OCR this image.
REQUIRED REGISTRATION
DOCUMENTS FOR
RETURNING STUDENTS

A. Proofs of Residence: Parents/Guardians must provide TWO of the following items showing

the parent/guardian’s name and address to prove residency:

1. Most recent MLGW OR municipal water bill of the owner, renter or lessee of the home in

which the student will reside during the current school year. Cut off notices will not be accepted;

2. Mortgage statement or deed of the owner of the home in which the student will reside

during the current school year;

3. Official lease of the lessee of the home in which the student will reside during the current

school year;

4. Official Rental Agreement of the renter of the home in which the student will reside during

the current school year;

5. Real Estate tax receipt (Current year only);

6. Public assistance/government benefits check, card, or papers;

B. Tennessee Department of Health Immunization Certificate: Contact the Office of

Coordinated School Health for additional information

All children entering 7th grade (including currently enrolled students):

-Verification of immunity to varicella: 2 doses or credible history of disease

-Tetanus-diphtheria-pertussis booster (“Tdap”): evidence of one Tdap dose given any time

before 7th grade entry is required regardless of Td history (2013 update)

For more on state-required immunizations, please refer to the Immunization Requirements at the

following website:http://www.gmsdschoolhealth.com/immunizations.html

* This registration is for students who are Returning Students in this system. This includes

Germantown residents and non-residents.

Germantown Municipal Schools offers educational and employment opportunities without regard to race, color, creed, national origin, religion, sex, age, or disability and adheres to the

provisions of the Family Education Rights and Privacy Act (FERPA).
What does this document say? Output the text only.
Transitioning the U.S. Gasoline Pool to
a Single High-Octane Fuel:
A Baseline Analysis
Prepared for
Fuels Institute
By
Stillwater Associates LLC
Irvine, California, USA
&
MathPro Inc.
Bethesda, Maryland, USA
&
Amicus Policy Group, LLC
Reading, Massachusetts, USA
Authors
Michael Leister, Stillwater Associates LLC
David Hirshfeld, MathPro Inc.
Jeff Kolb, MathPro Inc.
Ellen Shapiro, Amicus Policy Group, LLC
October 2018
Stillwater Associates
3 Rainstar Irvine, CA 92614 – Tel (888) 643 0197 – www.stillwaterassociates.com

============================================================

Report each line in the data that holds the word "following".

A. Proofs of Residence: Parents/Guardians must provide TWO of the following items showing
following website:http://www.gmsdschoolhealth.com/immunizations.html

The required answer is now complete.